### EXTRACTED INFORMATION
● ● ●
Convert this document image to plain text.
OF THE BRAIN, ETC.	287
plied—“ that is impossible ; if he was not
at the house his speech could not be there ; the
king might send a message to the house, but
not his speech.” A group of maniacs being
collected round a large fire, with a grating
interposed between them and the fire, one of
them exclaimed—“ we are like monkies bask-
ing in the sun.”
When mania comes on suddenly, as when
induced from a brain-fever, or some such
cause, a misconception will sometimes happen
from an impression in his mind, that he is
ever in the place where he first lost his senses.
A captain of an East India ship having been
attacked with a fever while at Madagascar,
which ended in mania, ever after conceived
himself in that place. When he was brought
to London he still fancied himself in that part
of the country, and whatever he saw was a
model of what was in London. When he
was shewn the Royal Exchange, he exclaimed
● ● ●
### WHAT THE TASK ASKS
Each entry above is to be set down again in exactly the same words.

### SOLVED EXERCISE
Convert this document image to plain text.
OF THE BRAIN, ETC.	287
plied—“ that is impossible ; if he was not
at the house his speech could not be there ; the
king might send a message to the house, but
not his speech.” A group of maniacs being
collected round a large fire, with a grating
interposed between them and the fire, one of
them exclaimed—“ we are like monkies bask-
ing in the sun.”
When mania comes on suddenly, as when
induced from a brain-fever, or some such
cause, a misconception will sometimes happen
from an impression in his mind, that he is
ever in the place where he first lost his senses.
A captain of an East India ship having been
attacked with a fever while at Madagascar,
which ended in mania, ever after conceived
himself in that place. When he was brought
to London he still fancied himself in that part
of the country, and whatever he saw was a
model of what was in London. When he
was shewn the Royal Exchange, he exclaimed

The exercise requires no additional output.